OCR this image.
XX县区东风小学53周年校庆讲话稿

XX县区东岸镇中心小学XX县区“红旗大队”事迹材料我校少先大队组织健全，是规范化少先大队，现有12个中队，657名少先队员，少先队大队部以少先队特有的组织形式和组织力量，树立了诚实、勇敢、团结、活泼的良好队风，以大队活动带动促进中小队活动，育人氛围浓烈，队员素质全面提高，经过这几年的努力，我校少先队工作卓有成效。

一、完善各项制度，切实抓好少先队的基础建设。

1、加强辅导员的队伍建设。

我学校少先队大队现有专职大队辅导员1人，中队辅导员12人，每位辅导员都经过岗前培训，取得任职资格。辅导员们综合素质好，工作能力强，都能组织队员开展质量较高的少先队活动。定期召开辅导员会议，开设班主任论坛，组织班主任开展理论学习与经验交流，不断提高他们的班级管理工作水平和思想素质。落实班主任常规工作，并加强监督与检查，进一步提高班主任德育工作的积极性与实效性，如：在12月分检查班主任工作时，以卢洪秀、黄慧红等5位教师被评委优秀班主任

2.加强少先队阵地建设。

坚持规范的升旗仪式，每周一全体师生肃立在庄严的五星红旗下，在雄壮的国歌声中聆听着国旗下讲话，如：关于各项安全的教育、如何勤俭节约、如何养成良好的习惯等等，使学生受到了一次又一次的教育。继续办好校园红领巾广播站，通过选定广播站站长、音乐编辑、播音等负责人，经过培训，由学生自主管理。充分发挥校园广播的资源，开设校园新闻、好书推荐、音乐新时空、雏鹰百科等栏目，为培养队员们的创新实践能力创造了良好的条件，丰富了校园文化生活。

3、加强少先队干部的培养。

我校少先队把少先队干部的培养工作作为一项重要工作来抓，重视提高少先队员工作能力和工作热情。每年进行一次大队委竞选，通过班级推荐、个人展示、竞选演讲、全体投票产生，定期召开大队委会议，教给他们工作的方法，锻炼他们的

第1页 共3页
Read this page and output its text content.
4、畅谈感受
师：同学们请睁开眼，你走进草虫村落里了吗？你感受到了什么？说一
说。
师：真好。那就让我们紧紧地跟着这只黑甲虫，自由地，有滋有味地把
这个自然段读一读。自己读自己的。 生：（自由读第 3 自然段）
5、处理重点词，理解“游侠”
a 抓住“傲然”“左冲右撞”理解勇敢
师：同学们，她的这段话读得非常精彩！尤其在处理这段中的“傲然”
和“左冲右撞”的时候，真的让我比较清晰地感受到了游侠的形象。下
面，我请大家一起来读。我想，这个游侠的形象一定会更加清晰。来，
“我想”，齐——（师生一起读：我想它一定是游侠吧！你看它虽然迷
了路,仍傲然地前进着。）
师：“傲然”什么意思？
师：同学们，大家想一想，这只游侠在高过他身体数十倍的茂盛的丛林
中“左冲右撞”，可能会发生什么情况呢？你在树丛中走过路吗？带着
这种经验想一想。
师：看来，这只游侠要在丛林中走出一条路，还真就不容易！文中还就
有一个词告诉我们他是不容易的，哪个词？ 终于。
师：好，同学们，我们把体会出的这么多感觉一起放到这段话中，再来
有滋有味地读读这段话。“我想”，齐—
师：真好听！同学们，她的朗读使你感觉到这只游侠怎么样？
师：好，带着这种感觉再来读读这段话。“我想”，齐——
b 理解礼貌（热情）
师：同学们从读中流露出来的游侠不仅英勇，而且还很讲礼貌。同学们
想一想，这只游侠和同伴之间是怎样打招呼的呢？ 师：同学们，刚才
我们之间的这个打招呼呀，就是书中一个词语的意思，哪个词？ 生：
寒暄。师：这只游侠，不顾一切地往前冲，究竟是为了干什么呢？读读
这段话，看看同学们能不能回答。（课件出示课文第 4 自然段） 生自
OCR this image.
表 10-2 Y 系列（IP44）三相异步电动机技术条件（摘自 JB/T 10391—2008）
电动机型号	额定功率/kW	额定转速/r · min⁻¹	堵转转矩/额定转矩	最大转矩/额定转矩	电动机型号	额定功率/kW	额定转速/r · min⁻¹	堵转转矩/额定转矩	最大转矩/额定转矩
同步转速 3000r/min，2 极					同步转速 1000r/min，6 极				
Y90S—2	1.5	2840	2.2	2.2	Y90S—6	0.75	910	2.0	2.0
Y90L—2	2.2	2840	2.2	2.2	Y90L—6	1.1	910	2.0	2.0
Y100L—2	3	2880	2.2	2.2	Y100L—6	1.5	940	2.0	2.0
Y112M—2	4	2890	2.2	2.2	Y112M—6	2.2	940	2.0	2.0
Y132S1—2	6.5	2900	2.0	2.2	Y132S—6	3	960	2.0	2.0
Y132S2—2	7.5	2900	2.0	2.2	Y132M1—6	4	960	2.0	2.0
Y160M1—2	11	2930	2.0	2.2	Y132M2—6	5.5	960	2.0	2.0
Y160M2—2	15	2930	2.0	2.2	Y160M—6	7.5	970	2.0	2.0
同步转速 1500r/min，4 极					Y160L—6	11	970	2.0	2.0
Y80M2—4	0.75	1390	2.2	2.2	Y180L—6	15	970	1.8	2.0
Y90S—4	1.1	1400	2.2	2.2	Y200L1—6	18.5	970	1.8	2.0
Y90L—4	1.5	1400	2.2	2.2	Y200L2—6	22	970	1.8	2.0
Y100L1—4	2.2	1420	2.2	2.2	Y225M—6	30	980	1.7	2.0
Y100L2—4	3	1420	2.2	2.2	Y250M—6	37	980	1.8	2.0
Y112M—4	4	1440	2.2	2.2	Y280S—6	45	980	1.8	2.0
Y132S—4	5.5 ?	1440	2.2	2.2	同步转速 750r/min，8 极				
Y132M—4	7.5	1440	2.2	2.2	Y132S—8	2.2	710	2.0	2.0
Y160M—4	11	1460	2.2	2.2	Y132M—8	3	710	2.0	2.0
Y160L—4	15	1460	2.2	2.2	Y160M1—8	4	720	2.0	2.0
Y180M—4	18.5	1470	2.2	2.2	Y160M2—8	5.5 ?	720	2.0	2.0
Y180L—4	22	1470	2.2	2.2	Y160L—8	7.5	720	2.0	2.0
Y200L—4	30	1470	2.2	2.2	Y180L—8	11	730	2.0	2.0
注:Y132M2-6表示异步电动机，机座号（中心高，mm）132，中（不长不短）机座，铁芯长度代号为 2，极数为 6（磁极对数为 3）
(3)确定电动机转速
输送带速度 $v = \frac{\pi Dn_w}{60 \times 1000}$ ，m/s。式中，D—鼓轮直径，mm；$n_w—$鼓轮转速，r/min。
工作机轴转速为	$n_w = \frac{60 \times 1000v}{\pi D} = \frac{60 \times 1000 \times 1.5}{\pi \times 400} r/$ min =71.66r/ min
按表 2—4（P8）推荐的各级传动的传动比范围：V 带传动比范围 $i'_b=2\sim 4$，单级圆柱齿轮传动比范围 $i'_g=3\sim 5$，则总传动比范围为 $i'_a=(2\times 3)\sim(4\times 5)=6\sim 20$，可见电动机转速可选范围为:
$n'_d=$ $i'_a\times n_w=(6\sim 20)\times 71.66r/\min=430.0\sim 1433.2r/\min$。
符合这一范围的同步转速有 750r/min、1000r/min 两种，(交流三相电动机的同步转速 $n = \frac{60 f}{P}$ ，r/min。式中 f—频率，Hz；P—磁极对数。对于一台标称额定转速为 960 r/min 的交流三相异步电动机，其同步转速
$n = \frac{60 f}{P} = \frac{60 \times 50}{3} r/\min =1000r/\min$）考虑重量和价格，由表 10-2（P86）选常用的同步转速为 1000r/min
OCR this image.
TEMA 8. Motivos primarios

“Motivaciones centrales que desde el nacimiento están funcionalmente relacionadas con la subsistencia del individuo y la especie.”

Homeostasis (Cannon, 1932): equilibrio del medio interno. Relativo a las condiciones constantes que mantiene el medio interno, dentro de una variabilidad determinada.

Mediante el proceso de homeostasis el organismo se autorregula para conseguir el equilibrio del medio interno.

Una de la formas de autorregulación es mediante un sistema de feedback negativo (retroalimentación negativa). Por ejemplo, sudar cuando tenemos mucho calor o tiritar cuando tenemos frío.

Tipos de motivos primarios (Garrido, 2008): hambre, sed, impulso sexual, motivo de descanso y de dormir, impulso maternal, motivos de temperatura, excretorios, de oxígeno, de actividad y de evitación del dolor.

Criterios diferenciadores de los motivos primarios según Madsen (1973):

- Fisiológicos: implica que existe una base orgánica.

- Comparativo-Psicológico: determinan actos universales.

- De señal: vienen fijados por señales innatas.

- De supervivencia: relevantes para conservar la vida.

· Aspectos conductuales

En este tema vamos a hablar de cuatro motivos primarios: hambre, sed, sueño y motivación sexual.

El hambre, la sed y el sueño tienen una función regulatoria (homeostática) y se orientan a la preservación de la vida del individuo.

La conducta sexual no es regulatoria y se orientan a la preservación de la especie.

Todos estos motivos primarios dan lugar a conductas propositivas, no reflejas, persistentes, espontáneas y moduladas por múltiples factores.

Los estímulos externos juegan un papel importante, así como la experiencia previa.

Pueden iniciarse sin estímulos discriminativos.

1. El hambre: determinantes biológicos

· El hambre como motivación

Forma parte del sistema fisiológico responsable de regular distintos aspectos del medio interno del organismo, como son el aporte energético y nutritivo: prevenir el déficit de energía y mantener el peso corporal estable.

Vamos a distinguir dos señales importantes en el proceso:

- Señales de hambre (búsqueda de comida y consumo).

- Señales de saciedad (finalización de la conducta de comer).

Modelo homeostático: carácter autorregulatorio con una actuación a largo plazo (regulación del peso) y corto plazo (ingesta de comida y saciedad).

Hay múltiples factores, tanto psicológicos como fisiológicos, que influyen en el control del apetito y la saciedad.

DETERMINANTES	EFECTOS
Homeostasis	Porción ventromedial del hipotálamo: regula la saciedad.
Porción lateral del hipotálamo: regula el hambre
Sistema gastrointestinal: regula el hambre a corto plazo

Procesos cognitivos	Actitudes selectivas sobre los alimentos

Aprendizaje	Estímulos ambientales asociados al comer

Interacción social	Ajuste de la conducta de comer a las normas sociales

=== Your objective ===
Each line above that includes "medio" should be shown.

=== The completed task ===
Homeostasis (Cannon, 1932): equilibrio del medio interno. Relativo a las condiciones constantes que mantiene el medio interno, dentro de una variabilidad determinada.
Mediante el proceso de homeostasis el organismo se autorregula para conseguir el equilibrio del medio interno.
Forma parte del sistema fisiológico responsable de regular distintos aspectos del medio interno del organismo, como son el aporte energético y nutritivo: prevenir el déficit de energía y mantener el peso corporal estable.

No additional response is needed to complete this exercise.